**DIRECTION**: Without changing a character, return the entries, but not the images they hold.

========================================

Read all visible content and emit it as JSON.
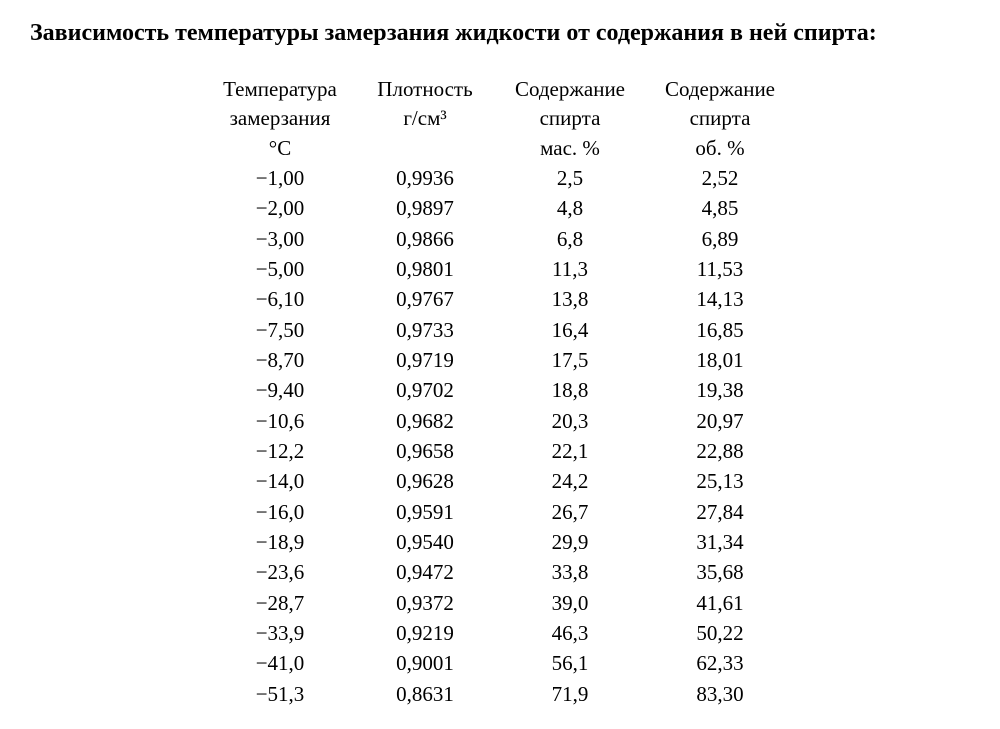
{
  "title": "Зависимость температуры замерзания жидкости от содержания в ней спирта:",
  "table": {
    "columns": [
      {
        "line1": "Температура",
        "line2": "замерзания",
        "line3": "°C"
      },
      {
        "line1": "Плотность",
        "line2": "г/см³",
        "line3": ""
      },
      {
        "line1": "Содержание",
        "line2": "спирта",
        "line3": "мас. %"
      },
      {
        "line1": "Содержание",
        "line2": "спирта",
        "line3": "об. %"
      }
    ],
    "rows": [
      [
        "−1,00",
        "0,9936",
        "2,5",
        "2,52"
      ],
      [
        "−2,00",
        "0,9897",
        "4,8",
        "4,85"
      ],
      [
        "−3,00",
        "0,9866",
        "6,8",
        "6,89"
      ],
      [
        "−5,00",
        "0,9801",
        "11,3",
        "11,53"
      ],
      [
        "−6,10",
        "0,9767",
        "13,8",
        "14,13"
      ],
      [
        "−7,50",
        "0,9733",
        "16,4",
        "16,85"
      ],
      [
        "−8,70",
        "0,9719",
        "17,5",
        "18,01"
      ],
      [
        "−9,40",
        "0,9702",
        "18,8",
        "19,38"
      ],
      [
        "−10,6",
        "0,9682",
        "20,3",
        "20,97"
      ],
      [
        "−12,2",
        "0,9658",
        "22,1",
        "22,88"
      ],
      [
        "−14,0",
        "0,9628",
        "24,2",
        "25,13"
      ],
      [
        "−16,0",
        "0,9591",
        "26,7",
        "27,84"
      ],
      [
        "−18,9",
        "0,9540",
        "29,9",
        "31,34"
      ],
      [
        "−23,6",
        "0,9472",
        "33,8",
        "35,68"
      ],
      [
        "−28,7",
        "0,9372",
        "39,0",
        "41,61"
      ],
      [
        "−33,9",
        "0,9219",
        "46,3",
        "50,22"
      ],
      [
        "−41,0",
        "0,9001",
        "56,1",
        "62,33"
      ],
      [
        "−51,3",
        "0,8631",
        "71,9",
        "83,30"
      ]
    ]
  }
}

========================================

**TASK RESPONSE**:
Read all visible content and emit it as JSON.
{
  "title": "Зависимость температуры замерзания жидкости от содержания в ней спирта:",
  "table": {
    "columns": [
      {
        "line1": "Температура",
        "line2": "замерзания",
        "line3": "°C"
      },
      {
        "line1": "Плотность",
        "line2": "г/см³",
        "line3": ""
      },
      {
        "line1": "Содержание",
        "line2": "спирта",
        "line3": "мас. %"
      },
      {
        "line1": "Содержание",
        "line2": "спирта",
        "line3": "об. %"
      }
    ],
    "rows": [
      [
        "−1,00",
        "0,9936",
        "2,5",
        "2,52"
      ],
      [
        "−2,00",
        "0,9897",
        "4,8",
        "4,85"
      ],
      [
        "−3,00",
        "0,9866",
        "6,8",
        "6,89"
      ],
      [
        "−5,00",
        "0,9801",
        "11,3",
        "11,53"
      ],
      [
        "−6,10",
        "0,9767",
        "13,8",
        "14,13"
      ],
      [
        "−7,50",
        "0,9733",
        "16,4",
        "16,85"
      ],
      [
        "−8,70",
        "0,9719",
        "17,5",
        "18,01"
      ],
      [
        "−9,40",
        "0,9702",
        "18,8",
        "19,38"
      ],
      [
        "−10,6",
        "0,9682",
        "20,3",
        "20,97"
      ],
      [
        "−12,2",
        "0,9658",
        "22,1",
        "22,88"
      ],
      [
        "−14,0",
        "0,9628",
        "24,2",
        "25,13"
      ],
      [
        "−16,0",
        "0,9591",
        "26,7",
        "27,84"
      ],
      [
        "−18,9",
        "0,9540",
        "29,9",
        "31,34"
      ],
      [
        "−23,6",
        "0,9472",
        "33,8",
        "35,68"
      ],
      [
        "−28,7",
        "0,9372",
        "39,0",
        "41,61"
      ],
      [
        "−33,9",
        "0,9219",
        "46,3",
        "50,22"
      ],
      [
        "−41,0",
        "0,9001",
        "56,1",
        "62,33"
      ],
      [
        "−51,3",
        "0,8631",
        "71,9",
        "83,30"
      ]
    ]
  }
}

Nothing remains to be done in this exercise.